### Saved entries

- - -

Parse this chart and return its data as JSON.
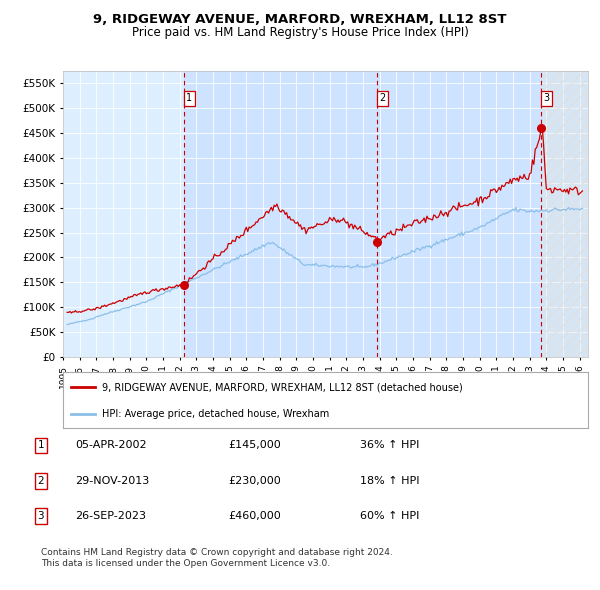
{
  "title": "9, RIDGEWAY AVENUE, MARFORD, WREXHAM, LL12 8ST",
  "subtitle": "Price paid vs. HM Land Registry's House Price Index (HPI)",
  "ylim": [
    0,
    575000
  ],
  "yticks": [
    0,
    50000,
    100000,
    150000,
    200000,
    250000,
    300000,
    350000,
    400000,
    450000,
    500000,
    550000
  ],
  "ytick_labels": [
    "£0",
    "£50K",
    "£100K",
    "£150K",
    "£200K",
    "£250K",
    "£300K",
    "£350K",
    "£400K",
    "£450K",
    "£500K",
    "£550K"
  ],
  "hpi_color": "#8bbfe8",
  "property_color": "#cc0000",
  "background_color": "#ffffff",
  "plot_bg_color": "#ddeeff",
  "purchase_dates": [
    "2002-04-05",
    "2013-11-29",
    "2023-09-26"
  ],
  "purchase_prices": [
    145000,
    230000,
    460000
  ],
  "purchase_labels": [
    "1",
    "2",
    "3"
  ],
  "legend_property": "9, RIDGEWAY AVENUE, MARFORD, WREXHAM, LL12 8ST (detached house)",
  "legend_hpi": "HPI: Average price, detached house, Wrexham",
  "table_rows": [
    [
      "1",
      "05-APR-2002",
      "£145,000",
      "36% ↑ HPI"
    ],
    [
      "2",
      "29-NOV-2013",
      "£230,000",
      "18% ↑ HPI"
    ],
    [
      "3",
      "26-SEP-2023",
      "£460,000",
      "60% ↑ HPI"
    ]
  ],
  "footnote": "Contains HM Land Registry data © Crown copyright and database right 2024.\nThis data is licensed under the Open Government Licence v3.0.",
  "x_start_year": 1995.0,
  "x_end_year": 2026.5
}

- - -

### Given task
Compute how many lines include the string "AVENUE", then give that number by itself.

### Correct result
2